** Start **

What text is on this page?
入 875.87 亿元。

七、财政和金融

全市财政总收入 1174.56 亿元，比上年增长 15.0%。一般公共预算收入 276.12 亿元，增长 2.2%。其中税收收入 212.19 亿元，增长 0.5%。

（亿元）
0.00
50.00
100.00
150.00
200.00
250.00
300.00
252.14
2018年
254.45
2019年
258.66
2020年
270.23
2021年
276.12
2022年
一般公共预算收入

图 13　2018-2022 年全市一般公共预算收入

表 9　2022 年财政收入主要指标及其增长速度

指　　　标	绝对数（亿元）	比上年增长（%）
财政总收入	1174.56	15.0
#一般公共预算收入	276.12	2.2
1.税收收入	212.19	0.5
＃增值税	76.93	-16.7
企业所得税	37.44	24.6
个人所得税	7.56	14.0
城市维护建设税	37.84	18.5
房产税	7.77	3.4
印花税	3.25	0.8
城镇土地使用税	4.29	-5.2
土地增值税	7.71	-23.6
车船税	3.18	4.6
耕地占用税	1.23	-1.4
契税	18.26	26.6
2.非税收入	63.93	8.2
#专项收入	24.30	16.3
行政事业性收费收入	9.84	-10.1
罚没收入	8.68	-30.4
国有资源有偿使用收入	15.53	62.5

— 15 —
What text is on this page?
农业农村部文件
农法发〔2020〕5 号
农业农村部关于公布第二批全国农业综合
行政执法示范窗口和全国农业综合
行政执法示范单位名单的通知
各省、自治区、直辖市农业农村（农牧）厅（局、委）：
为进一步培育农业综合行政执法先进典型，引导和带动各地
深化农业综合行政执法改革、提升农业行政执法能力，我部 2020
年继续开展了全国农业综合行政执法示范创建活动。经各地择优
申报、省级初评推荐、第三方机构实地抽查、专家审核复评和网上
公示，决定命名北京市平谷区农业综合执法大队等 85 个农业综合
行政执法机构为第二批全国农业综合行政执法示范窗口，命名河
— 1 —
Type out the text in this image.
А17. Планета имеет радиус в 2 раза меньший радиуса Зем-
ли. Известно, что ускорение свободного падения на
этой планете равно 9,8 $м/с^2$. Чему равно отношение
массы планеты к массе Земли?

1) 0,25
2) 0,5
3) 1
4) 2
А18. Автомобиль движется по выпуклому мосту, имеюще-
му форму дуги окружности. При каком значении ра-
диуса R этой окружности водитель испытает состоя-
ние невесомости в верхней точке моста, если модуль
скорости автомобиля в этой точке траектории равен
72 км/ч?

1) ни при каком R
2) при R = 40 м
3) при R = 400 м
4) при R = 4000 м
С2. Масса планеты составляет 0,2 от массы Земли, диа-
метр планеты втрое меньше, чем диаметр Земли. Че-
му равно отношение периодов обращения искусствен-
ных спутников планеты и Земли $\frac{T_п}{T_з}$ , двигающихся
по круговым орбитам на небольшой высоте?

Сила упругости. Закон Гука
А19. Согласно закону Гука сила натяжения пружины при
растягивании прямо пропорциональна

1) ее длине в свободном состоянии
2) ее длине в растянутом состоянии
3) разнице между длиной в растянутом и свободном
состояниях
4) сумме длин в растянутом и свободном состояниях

** End **

## [THE REQUEST]
Which lines contain the word "равно"? Copy each one.

## [THE RESPONSE]
этой планете равно 9,8 $м/с^2$. Чему равно отношение
му равно отношение периодов обращения искусствен-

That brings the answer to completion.